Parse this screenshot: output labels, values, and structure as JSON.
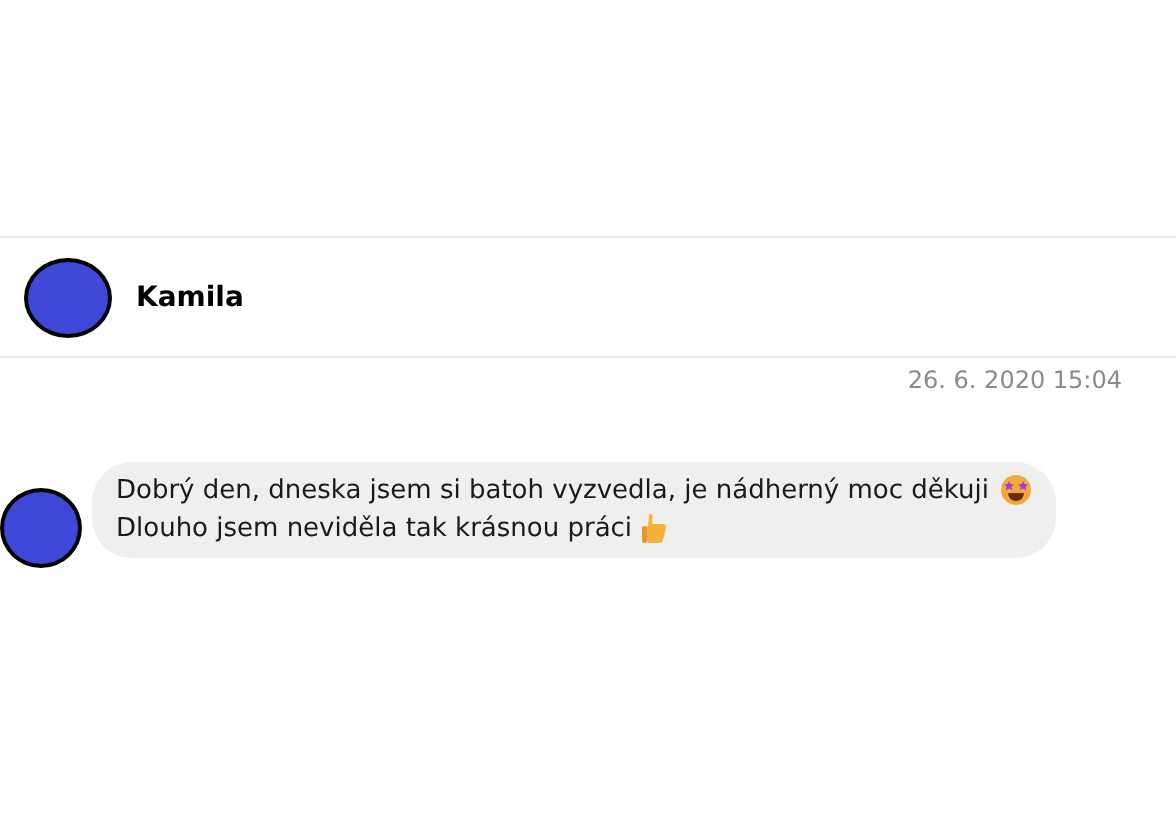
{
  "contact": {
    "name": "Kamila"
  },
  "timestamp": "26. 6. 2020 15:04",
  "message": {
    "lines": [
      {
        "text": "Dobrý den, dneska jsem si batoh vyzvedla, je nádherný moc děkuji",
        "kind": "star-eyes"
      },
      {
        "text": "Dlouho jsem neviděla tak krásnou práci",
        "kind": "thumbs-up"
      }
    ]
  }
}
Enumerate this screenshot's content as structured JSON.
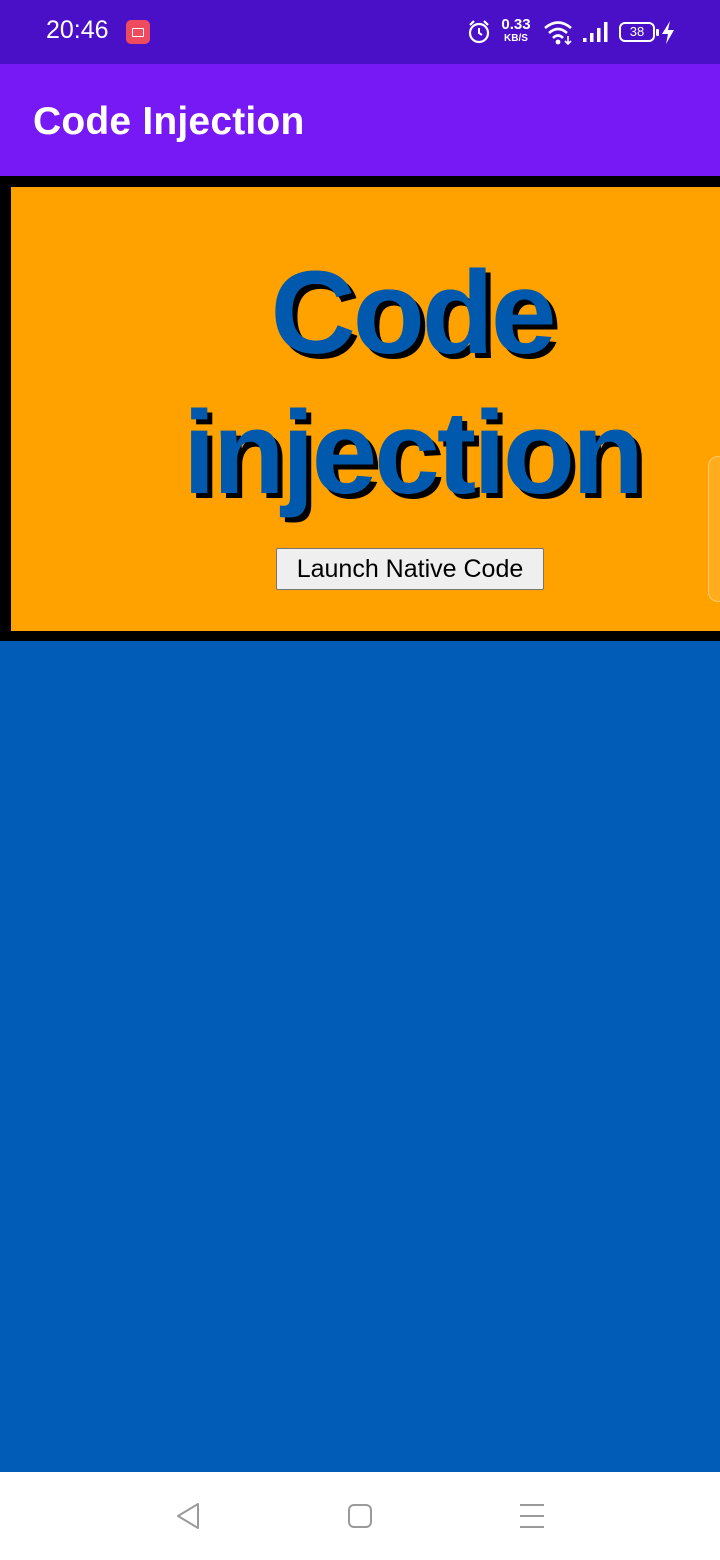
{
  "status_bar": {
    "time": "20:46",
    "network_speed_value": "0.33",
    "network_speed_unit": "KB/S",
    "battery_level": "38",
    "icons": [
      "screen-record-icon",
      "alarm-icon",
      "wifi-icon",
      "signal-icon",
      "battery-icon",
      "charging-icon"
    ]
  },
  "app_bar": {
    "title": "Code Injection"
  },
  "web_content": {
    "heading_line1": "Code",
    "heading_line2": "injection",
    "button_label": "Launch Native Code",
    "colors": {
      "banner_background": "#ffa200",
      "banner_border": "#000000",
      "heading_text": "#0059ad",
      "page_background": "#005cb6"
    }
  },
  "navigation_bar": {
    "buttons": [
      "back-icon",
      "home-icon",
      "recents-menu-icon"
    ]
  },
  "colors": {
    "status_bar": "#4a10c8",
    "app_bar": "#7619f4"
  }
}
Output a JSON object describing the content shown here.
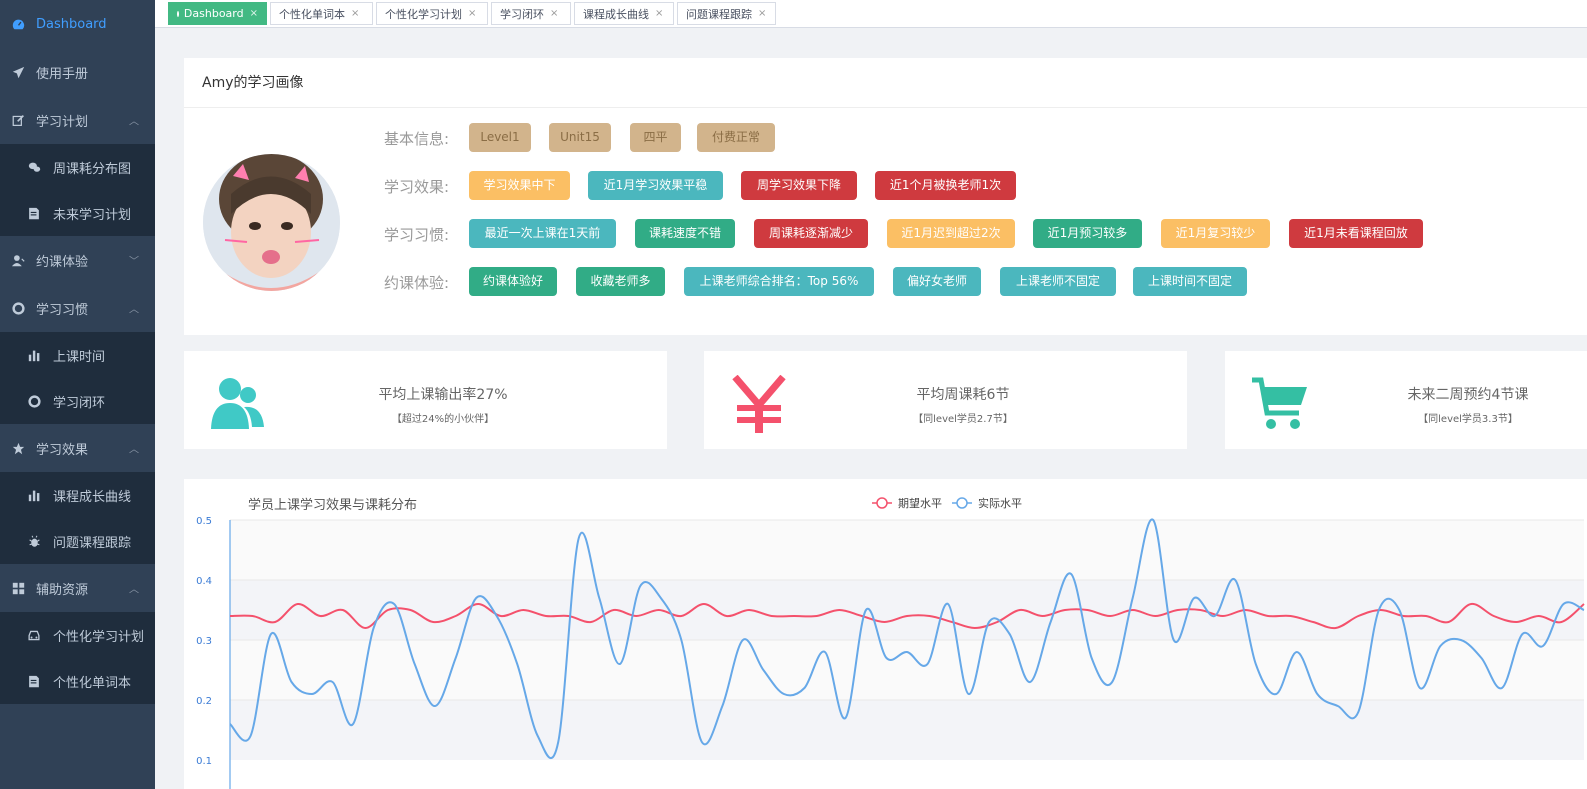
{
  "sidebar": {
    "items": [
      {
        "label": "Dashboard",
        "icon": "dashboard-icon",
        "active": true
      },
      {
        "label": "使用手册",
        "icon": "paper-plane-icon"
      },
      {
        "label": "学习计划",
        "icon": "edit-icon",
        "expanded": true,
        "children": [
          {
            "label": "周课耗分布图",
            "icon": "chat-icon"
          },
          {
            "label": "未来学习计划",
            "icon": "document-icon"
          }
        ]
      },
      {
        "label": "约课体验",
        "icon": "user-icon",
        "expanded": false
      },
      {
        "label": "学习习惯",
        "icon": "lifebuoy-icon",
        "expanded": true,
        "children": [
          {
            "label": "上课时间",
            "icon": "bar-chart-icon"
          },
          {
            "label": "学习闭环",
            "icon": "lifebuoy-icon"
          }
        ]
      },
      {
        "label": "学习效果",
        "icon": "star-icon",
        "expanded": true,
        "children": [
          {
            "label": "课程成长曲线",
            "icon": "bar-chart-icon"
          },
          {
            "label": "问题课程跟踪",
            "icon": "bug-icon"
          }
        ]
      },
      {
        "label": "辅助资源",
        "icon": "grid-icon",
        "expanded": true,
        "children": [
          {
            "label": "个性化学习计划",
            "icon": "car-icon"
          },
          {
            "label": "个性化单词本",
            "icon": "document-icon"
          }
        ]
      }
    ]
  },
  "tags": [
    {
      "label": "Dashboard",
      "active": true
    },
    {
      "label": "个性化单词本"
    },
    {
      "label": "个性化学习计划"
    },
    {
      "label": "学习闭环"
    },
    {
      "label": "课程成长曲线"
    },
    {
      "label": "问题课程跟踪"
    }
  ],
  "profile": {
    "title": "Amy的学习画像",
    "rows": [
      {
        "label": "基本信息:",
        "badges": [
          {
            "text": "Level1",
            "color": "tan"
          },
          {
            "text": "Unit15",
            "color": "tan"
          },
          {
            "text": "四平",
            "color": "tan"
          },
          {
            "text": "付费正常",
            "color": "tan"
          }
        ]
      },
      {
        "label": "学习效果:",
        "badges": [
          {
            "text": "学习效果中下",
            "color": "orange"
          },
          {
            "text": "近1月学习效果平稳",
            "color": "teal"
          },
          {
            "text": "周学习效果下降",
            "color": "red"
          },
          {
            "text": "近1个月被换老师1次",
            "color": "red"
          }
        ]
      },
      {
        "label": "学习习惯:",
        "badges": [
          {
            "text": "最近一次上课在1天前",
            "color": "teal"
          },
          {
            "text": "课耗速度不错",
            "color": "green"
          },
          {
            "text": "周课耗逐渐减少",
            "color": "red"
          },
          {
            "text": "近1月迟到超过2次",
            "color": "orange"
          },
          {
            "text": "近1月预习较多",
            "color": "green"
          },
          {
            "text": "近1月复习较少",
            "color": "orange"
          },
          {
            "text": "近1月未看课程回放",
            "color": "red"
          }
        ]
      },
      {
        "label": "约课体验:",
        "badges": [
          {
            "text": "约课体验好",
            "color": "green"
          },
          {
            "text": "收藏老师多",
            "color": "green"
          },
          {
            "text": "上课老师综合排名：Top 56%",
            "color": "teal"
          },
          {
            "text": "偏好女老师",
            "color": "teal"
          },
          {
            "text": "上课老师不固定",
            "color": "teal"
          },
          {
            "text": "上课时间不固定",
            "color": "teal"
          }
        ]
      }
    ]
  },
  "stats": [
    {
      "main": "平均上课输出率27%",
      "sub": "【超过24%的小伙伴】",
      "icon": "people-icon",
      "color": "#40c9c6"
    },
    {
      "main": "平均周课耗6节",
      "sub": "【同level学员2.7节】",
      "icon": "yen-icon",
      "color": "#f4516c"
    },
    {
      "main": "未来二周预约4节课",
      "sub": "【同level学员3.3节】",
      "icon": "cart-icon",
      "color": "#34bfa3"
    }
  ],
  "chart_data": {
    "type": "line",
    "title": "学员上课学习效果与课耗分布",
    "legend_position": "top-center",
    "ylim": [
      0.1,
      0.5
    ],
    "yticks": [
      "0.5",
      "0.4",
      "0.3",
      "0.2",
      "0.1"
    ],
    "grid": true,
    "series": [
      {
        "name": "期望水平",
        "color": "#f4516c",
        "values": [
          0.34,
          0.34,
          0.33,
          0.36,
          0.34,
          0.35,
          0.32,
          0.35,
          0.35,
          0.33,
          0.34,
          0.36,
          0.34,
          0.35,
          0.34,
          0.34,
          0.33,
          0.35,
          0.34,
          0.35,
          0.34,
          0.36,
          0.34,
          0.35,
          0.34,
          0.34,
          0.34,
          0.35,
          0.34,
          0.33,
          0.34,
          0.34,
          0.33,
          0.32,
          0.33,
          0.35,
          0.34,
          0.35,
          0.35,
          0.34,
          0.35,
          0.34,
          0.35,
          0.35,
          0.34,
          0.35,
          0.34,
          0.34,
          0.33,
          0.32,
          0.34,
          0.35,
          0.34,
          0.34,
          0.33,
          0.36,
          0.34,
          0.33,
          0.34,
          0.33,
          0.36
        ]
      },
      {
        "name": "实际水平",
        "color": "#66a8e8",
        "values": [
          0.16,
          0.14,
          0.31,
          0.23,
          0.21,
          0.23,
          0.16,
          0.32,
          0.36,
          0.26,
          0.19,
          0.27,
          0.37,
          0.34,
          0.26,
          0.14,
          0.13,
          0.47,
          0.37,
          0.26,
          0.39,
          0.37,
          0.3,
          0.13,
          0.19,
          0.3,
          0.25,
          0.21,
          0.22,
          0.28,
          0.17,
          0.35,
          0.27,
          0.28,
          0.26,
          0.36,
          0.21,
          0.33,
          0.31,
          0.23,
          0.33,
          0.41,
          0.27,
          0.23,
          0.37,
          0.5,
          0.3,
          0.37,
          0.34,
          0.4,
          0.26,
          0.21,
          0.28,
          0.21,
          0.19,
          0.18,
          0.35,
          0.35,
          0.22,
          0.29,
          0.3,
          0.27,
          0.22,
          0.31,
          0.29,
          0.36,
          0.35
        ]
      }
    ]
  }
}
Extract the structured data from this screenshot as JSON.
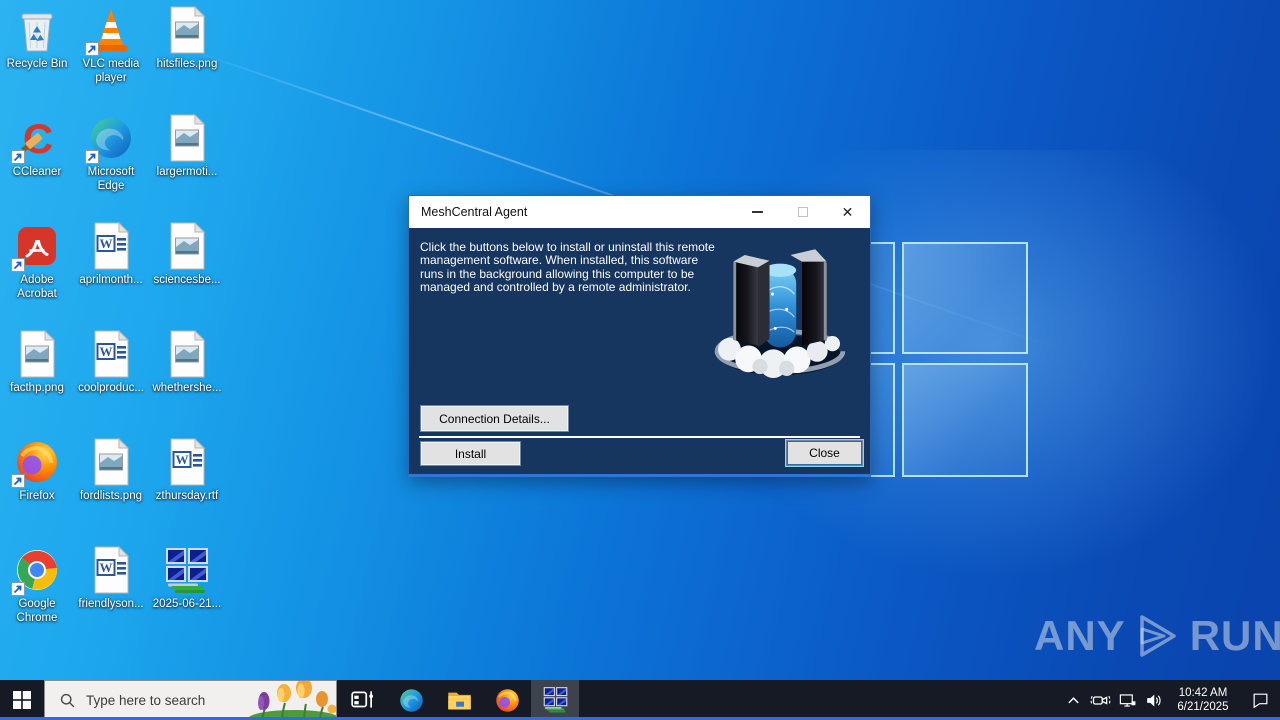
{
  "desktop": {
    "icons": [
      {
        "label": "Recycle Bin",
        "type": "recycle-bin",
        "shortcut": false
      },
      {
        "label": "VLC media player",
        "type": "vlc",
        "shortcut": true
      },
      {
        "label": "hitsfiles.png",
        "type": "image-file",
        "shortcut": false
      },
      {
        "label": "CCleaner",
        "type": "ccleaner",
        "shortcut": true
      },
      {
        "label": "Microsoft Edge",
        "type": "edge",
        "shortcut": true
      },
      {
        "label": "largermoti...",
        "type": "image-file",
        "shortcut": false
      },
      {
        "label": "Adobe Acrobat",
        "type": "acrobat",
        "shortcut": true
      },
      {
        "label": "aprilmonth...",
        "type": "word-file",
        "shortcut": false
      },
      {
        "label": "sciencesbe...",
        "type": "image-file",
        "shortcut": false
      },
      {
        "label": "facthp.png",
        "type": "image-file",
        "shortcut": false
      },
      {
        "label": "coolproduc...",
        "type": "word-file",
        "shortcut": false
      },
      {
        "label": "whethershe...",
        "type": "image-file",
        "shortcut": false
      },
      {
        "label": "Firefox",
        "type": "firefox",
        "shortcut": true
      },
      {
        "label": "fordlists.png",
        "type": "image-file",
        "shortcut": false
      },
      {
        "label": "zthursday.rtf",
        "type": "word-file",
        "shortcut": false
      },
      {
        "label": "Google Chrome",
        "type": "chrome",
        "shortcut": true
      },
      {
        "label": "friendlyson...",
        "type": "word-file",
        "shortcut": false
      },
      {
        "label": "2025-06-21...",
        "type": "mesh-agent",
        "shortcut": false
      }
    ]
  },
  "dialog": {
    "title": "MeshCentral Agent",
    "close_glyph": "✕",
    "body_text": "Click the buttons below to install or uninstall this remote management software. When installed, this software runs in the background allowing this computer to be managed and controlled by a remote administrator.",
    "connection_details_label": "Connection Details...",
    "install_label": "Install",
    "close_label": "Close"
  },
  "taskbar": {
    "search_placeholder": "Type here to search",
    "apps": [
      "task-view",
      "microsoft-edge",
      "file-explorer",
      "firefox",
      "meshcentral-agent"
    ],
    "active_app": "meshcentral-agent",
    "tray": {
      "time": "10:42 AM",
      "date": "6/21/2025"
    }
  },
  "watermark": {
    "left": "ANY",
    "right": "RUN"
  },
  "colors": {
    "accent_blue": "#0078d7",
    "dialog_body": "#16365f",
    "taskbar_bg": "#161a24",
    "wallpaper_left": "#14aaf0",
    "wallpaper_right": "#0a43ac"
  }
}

┄┄┄┄┄┄┄┄┄┄

> **What this task involves**
Tally up the lines in the preceding listing that contain the string "Code". Respond with the number and nothing else.

> **Full response**
3